*WRITTEN PROBLEM:* Return only the count of lines in which the word "Recommendations" appears.

───── RECORDED DATA ─────

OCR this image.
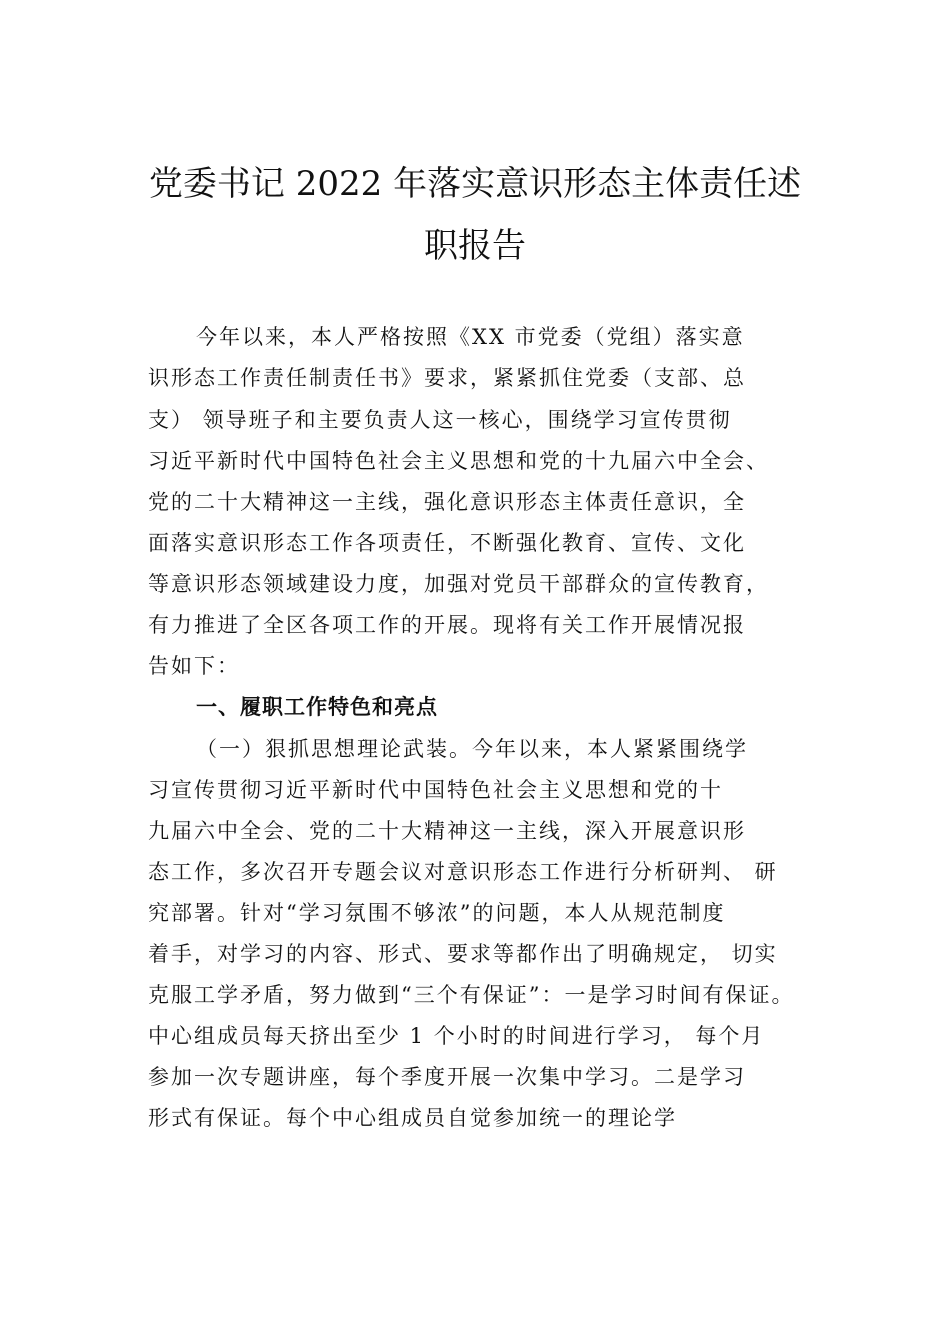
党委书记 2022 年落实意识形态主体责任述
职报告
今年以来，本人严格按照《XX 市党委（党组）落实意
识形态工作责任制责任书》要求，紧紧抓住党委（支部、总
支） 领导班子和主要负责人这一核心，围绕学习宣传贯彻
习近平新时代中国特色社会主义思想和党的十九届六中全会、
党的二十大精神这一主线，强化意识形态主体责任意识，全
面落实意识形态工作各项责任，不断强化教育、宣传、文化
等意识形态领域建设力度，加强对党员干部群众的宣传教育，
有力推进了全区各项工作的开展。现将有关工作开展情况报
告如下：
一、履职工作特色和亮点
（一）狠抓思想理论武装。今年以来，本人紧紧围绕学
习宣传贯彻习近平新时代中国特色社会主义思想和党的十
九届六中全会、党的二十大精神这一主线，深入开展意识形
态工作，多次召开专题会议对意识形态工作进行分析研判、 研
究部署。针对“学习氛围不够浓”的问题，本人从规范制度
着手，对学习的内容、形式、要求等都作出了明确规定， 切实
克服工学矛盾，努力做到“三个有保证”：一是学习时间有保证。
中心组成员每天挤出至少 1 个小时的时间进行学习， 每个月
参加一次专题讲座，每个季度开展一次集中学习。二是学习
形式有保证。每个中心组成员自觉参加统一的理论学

─────
───── RECORDED DATA ─────

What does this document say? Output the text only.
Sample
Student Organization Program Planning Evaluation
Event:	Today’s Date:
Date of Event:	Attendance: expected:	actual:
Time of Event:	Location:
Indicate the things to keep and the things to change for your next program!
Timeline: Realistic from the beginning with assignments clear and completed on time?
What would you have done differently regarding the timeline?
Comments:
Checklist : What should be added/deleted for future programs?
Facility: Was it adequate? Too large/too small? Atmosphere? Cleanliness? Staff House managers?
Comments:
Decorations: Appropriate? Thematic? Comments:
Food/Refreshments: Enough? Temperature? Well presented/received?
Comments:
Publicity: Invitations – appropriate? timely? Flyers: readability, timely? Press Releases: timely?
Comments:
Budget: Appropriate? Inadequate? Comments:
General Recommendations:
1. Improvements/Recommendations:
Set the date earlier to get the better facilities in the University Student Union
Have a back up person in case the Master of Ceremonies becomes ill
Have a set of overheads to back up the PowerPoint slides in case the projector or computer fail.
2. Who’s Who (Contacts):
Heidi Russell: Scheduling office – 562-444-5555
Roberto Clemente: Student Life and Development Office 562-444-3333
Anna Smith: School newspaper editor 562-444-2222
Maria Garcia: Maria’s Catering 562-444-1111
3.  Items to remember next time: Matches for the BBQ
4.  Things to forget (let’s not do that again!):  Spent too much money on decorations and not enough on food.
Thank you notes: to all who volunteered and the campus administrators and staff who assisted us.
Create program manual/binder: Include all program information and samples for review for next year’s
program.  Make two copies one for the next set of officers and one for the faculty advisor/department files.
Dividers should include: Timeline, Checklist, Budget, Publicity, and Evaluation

─────

*FINISHED TASK:* 2